Excerpt: Begin
Translate

Showing posts with label Jon Juan. Show all posts
Showing posts with label Jon Juan. Show all posts

Monday, January 24, 2022

Number 2595: The great lover, Jon Juan

Jon Juan, is, as today’s title declares, a great lover. In the story we are told he is a man who gets what he wants.

Jerry Siegel and Alex Schomburg are the writer and artist who did this story of a gallant gentleman/sex addict. Jon is not only the world’s greatest lover, he can fight, too. Swordplay! Even a scene of knife fighting! To Jon Juan a kiss is worth risking a fight with armed interlopers. He is immortal. On the make and doesn't die. A longtime dream of many men...although 'tis just a fantasy. 

The story was originally published in Toby Comics’ one-shot, Jon Juan (1950). I got it from a 1958 IW reprint, Dream of Love #8. I showed the story previously in 2011.










Wednesday, September 21, 2011


Number 1021


The World's Greatest Lover


Jon Juan, which came out in 1950 under the Toby Press imprint, was either a one-shot or failed after one issue. Or maybe Alex Schomburg, who did the artwork for Jon Juan, decided drawing pages of comic books wasn't his thing. He'd done some of the most famous and greatest covers of the Golden Age. Here are two of my favorites, one done during World War II, one after.
Excerpt: End
Supplied data: Begin
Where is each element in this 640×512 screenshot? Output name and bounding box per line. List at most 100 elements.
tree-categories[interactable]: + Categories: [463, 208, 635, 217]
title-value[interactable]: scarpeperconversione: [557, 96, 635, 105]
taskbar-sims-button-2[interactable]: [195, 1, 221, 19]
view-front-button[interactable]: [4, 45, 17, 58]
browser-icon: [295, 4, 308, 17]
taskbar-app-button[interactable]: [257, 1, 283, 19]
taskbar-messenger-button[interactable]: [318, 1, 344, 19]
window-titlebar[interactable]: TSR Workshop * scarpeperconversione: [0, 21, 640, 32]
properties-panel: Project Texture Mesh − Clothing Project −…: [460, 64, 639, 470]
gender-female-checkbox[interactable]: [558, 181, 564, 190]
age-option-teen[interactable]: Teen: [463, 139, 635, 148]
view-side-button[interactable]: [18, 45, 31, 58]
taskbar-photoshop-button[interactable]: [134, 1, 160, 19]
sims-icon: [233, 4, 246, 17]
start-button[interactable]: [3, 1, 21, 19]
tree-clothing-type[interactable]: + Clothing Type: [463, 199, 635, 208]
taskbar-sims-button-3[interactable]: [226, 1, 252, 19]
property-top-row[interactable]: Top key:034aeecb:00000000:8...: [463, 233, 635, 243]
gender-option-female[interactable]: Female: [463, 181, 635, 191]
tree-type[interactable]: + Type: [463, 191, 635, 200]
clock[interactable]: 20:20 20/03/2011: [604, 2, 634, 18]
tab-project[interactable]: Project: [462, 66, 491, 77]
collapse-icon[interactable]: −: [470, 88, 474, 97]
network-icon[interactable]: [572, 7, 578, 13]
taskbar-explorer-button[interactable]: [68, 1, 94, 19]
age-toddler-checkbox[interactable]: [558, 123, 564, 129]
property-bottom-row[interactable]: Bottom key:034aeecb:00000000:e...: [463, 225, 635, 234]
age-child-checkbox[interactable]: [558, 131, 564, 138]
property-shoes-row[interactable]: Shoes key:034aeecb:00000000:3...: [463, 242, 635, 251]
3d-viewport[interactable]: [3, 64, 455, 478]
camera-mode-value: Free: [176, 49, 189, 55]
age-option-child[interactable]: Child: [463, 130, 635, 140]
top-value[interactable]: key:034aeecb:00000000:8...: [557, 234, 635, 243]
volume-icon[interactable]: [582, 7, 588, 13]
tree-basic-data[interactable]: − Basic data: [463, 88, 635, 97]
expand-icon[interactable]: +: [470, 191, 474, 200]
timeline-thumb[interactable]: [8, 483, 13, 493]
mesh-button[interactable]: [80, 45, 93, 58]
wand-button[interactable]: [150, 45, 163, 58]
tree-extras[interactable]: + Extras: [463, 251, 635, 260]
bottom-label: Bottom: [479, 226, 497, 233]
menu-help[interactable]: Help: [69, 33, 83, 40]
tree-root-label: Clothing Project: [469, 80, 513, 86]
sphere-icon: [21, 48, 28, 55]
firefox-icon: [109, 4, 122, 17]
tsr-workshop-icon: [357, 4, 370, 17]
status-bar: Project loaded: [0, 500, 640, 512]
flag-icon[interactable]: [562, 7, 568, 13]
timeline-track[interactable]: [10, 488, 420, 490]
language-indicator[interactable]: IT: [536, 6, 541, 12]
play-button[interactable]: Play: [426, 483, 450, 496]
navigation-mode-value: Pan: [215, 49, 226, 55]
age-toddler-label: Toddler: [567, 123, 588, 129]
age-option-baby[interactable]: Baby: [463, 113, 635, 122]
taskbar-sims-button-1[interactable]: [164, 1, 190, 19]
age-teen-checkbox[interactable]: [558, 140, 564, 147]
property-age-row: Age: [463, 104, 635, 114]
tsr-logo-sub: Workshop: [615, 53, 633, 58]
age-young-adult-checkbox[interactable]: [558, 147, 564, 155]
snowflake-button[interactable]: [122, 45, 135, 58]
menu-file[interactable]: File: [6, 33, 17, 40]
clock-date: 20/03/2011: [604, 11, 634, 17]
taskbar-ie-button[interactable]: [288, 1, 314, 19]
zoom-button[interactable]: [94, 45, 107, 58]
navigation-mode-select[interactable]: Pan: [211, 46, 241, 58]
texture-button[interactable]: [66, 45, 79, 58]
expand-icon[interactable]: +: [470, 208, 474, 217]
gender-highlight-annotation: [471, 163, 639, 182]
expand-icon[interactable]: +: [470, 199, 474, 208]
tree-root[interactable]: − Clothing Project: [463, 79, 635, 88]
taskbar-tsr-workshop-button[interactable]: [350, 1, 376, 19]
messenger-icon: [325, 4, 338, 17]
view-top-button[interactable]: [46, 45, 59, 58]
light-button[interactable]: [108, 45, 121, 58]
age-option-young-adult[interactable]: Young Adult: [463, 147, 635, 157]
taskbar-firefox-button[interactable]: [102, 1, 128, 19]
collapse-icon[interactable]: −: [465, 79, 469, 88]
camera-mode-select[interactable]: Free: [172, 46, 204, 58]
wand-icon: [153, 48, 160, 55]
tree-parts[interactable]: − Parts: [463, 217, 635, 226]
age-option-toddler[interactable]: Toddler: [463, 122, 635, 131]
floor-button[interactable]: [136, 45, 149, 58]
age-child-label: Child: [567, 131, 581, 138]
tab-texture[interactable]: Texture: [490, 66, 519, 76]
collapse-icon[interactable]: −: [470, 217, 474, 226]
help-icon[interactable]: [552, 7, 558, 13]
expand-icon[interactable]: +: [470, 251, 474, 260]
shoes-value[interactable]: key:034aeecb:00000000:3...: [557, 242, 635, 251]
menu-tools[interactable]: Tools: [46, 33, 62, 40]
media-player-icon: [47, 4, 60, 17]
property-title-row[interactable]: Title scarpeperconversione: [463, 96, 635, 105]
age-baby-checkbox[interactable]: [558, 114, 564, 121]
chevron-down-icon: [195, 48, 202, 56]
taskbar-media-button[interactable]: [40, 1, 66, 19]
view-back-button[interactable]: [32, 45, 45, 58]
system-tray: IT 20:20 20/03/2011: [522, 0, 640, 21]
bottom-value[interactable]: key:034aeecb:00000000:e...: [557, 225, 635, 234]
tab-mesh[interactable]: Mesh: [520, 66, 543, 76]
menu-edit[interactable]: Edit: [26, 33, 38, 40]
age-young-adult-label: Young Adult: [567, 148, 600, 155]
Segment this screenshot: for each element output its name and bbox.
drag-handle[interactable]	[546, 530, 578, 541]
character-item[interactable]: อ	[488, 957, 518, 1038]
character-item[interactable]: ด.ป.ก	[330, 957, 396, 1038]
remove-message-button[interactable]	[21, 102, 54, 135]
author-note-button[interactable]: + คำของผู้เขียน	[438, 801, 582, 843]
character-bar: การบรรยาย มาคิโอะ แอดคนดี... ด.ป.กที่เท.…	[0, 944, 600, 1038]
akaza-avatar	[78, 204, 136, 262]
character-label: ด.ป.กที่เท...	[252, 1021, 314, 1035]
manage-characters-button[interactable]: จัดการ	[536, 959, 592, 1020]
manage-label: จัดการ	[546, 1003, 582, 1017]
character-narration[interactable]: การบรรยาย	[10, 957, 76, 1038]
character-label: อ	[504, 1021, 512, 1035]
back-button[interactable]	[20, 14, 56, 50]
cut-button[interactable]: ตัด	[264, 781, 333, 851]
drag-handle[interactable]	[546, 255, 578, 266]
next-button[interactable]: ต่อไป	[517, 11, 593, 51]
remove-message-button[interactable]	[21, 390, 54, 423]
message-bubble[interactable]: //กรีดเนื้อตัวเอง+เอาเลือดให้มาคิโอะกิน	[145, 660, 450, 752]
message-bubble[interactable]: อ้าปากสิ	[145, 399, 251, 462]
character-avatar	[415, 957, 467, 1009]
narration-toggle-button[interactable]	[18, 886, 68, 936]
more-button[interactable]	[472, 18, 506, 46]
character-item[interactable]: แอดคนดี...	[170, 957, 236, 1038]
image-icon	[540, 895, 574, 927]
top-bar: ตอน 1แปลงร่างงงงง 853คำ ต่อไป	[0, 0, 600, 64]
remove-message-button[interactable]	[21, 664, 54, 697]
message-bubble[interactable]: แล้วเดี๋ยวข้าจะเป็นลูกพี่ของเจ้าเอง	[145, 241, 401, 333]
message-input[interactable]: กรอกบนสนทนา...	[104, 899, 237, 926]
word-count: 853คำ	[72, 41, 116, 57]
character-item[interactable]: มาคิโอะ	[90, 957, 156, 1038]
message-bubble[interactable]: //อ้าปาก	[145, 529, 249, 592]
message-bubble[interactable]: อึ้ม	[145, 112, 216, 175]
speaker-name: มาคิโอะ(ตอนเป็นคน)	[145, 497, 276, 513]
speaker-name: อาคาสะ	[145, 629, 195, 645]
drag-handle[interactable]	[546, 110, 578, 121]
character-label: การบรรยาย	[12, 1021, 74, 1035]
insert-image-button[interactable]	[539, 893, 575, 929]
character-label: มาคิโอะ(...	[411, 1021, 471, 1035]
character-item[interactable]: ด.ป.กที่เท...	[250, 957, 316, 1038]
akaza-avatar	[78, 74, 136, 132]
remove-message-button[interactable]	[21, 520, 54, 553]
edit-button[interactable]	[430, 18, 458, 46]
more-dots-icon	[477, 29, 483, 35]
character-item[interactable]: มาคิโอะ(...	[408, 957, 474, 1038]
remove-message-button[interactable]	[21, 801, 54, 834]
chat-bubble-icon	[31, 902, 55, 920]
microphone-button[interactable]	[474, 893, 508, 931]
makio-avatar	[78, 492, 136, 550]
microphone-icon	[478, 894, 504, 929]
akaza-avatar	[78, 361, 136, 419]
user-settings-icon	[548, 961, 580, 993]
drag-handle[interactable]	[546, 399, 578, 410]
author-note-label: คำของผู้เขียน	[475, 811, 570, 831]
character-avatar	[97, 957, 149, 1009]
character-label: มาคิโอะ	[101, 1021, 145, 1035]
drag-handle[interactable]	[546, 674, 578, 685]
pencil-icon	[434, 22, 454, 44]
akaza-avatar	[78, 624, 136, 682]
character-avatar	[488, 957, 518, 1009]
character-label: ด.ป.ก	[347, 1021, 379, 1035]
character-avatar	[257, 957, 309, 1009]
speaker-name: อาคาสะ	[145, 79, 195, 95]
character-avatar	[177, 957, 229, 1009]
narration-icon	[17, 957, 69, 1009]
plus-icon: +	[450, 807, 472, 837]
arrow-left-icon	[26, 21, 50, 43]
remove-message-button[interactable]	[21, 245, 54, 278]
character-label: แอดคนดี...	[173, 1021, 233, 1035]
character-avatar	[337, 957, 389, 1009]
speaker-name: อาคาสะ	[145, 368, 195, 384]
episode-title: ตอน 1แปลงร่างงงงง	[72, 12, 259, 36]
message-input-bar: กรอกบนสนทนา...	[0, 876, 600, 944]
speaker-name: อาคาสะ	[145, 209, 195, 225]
Supplied data: End
- _Problem_
Write the next part of the blog post about the Jon Juan comic, starting after its final sentence. The items have no role in this.

- _Response box_
Jerry Siegel, hyped on the cover as "the originator of Superman," wrote Jon Juan. I'd heard of the comic, but had never seen it until I ran across it in an IW reprint comic from 1958: Dream Of Love, where these two stories appeared and where I got my scans.

Jon Juan is an Atlantean, a great lover, thawed out of the ice he had fallen into when jealous men tried to kill him. He goes throughout history making love. Wow, what a vocation! "He's just a gigolo, and everywhere he goes"...errr, anyway, I give Siegel credit for some very funny writing. I'm sorry Jon Juan wasn't a hit. The idea of a guy going throughout history chasing women appeals to me, and it's obvious Jerry Siegel had a way with the flowery dialogue of a romantic swain. As Jon Juan himself puts it, "Can I help it if their neglected women cast lovelorn glances in my direction? Can I be blamed if my nimble tongue sought out the proper words to solace thwarted femininity?" I couldn't have put it better myself.